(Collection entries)
## BEGIN
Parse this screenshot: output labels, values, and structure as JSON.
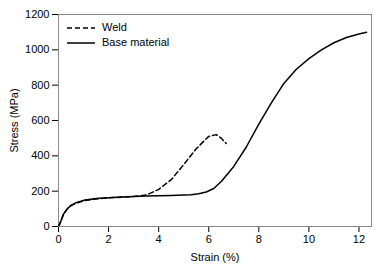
{
  "chart_data": {
    "type": "line",
    "xlabel": "Strain (%)",
    "ylabel": "Stress (MPa)",
    "xlim": [
      0,
      12.5
    ],
    "ylim": [
      0,
      1200
    ],
    "xticks": [
      0,
      2,
      4,
      6,
      8,
      10,
      12
    ],
    "yticks": [
      0,
      200,
      400,
      600,
      800,
      1000,
      1200
    ],
    "grid": false,
    "legend": "upper left",
    "series": [
      {
        "name": "Weld",
        "color": "#000000",
        "line_style": "dashed",
        "x": [
          0,
          0.05,
          0.12,
          0.2,
          0.35,
          0.5,
          0.7,
          1.0,
          1.5,
          2.0,
          2.5,
          3.0,
          3.5,
          4.0,
          4.5,
          5.0,
          5.5,
          6.0,
          6.3,
          6.5,
          6.7
        ],
        "values": [
          0,
          15,
          40,
          70,
          100,
          118,
          132,
          145,
          156,
          162,
          166,
          170,
          178,
          210,
          265,
          350,
          440,
          510,
          520,
          500,
          470
        ]
      },
      {
        "name": "Base material",
        "color": "#000000",
        "line_style": "solid",
        "x": [
          0,
          0.05,
          0.12,
          0.2,
          0.35,
          0.5,
          0.7,
          1.0,
          1.5,
          2.0,
          2.5,
          3.0,
          3.5,
          4.0,
          4.5,
          5.0,
          5.3,
          5.6,
          5.9,
          6.2,
          6.5,
          7.0,
          7.5,
          8.0,
          8.5,
          9.0,
          9.5,
          10.0,
          10.5,
          11.0,
          11.5,
          12.0,
          12.3
        ],
        "values": [
          0,
          15,
          40,
          70,
          100,
          120,
          135,
          148,
          158,
          163,
          167,
          170,
          172,
          174,
          176,
          178,
          180,
          185,
          195,
          215,
          255,
          340,
          450,
          580,
          700,
          810,
          890,
          950,
          1000,
          1040,
          1070,
          1090,
          1100
        ]
      }
    ]
  }
}
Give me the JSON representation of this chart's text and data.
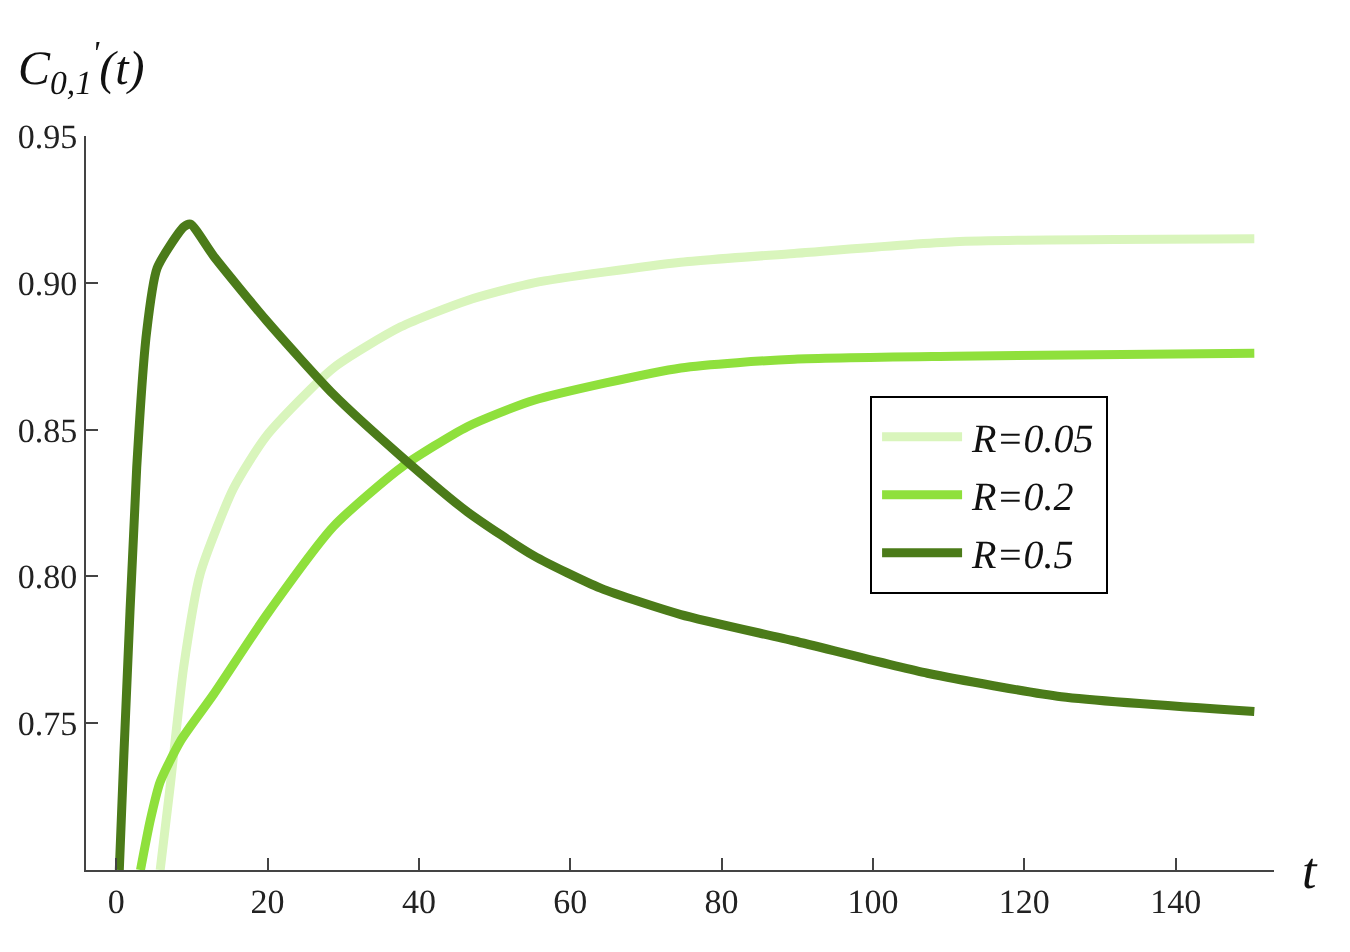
{
  "chart_data": {
    "type": "line",
    "ylabel": "C$_{0,1}$$^{'}$(t)",
    "xlabel": "t",
    "xlim": [
      -4,
      153
    ],
    "ylim": [
      0.7,
      0.95
    ],
    "xticks": [
      0,
      20,
      40,
      60,
      80,
      100,
      120,
      140
    ],
    "yticks": [
      {
        "value": 0.75,
        "label": "0.75"
      },
      {
        "value": 0.8,
        "label": "0.80"
      },
      {
        "value": 0.85,
        "label": "0.85"
      },
      {
        "value": 0.9,
        "label": "0.90"
      },
      {
        "value": 0.95,
        "label": "0.95"
      }
    ],
    "grid": false,
    "legend": "right",
    "marker": "none",
    "line_style": "solid",
    "series": [
      {
        "name": "R=0.05",
        "color": "#d9f5bc",
        "x": [
          5.8,
          7.1,
          8.9,
          11.1,
          15.5,
          19.9,
          28.7,
          37.6,
          46.4,
          55.2,
          74.6,
          89.6,
          110.8,
          150.4
        ],
        "values": [
          0.7,
          0.728,
          0.769,
          0.801,
          0.83,
          0.848,
          0.871,
          0.885,
          0.894,
          0.9,
          0.907,
          0.91,
          0.914,
          0.915
        ]
      },
      {
        "name": "R=0.2",
        "color": "#8fe03c",
        "x": [
          3.2,
          4.5,
          5.8,
          8.5,
          12.9,
          19.9,
          28.7,
          37.6,
          46.4,
          55.2,
          74.6,
          89.6,
          110.8,
          150.4
        ],
        "values": [
          0.7,
          0.717,
          0.73,
          0.744,
          0.76,
          0.787,
          0.817,
          0.837,
          0.851,
          0.86,
          0.871,
          0.874,
          0.875,
          0.876
        ]
      },
      {
        "name": "R=0.5",
        "color": "#4b7b19",
        "x": [
          0.4,
          1.0,
          2.7,
          4.0,
          5.4,
          8.9,
          9.8,
          12.9,
          19.9,
          28.7,
          37.6,
          46.4,
          55.2,
          64,
          74.6,
          89.6,
          107.2,
          124.9,
          150.4
        ],
        "values": [
          0.7,
          0.739,
          0.837,
          0.883,
          0.905,
          0.919,
          0.92,
          0.909,
          0.887,
          0.862,
          0.841,
          0.822,
          0.807,
          0.796,
          0.787,
          0.778,
          0.767,
          0.759,
          0.754
        ]
      }
    ]
  }
}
## END
What is required:
Each record must be quoted in full and exactly. Do not include the pictures.

Exercise response:
Parse this screenshot: output labels, values, and structure as JSON.
{
  "chart_data": {
    "type": "line",
    "xlabel": "Strain (%)",
    "ylabel": "Stress (MPa)",
    "xlim": [
      0,
      12.5
    ],
    "ylim": [
      0,
      1200
    ],
    "xticks": [
      0,
      2,
      4,
      6,
      8,
      10,
      12
    ],
    "yticks": [
      0,
      200,
      400,
      600,
      800,
      1000,
      1200
    ],
    "grid": false,
    "legend": "upper left",
    "series": [
      {
        "name": "Weld",
        "color": "#000000",
        "line_style": "dashed",
        "x": [
          0,
          0.05,
          0.12,
          0.2,
          0.35,
          0.5,
          0.7,
          1.0,
          1.5,
          2.0,
          2.5,
          3.0,
          3.5,
          4.0,
          4.5,
          5.0,
          5.5,
          6.0,
          6.3,
          6.5,
          6.7
        ],
        "values": [
          0,
          15,
          40,
          70,
          100,
          118,
          132,
          145,
          156,
          162,
          166,
          170,
          178,
          210,
          265,
          350,
          440,
          510,
          520,
          500,
          470
        ]
      },
      {
        "name": "Base material",
        "color": "#000000",
        "line_style": "solid",
        "x": [
          0,
          0.05,
          0.12,
          0.2,
          0.35,
          0.5,
          0.7,
          1.0,
          1.5,
          2.0,
          2.5,
          3.0,
          3.5,
          4.0,
          4.5,
          5.0,
          5.3,
          5.6,
          5.9,
          6.2,
          6.5,
          7.0,
          7.5,
          8.0,
          8.5,
          9.0,
          9.5,
          10.0,
          10.5,
          11.0,
          11.5,
          12.0,
          12.3
        ],
        "values": [
          0,
          15,
          40,
          70,
          100,
          120,
          135,
          148,
          158,
          163,
          167,
          170,
          172,
          174,
          176,
          178,
          180,
          185,
          195,
          215,
          255,
          340,
          450,
          580,
          700,
          810,
          890,
          950,
          1000,
          1040,
          1070,
          1090,
          1100
        ]
      }
    ]
  }
}
Give me the JSON representation of this chart's text and data.
{
  "chart_data": {
    "type": "line",
    "ylabel": "C$_{0,1}$$^{'}$(t)",
    "xlabel": "t",
    "xlim": [
      -4,
      153
    ],
    "ylim": [
      0.7,
      0.95
    ],
    "xticks": [
      0,
      20,
      40,
      60,
      80,
      100,
      120,
      140
    ],
    "yticks": [
      {
        "value": 0.75,
        "label": "0.75"
      },
      {
        "value": 0.8,
        "label": "0.80"
      },
      {
        "value": 0.85,
        "label": "0.85"
      },
      {
        "value": 0.9,
        "label": "0.90"
      },
      {
        "value": 0.95,
        "label": "0.95"
      }
    ],
    "grid": false,
    "legend": "right",
    "marker": "none",
    "line_style": "solid",
    "series": [
      {
        "name": "R=0.05",
        "color": "#d9f5bc",
        "x": [
          5.8,
          7.1,
          8.9,
          11.1,
          15.5,
          19.9,
          28.7,
          37.6,
          46.4,
          55.2,
          74.6,
          89.6,
          110.8,
          150.4
        ],
        "values": [
          0.7,
          0.728,
          0.769,
          0.801,
          0.83,
          0.848,
          0.871,
          0.885,
          0.894,
          0.9,
          0.907,
          0.91,
          0.914,
          0.915
        ]
      },
      {
        "name": "R=0.2",
        "color": "#8fe03c",
        "x": [
          3.2,
          4.5,
          5.8,
          8.5,
          12.9,
          19.9,
          28.7,
          37.6,
          46.4,
          55.2,
          74.6,
          89.6,
          110.8,
          150.4
        ],
        "values": [
          0.7,
          0.717,
          0.73,
          0.744,
          0.76,
          0.787,
          0.817,
          0.837,
          0.851,
          0.86,
          0.871,
          0.874,
          0.875,
          0.876
        ]
      },
      {
        "name": "R=0.5",
        "color": "#4b7b19",
        "x": [
          0.4,
          1.0,
          2.7,
          4.0,
          5.4,
          8.9,
          9.8,
          12.9,
          19.9,
          28.7,
          37.6,
          46.4,
          55.2,
          64,
          74.6,
          89.6,
          107.2,
          124.9,
          150.4
        ],
        "values": [
          0.7,
          0.739,
          0.837,
          0.883,
          0.905,
          0.919,
          0.92,
          0.909,
          0.887,
          0.862,
          0.841,
          0.822,
          0.807,
          0.796,
          0.787,
          0.778,
          0.767,
          0.759,
          0.754
        ]
      }
    ]
  }
}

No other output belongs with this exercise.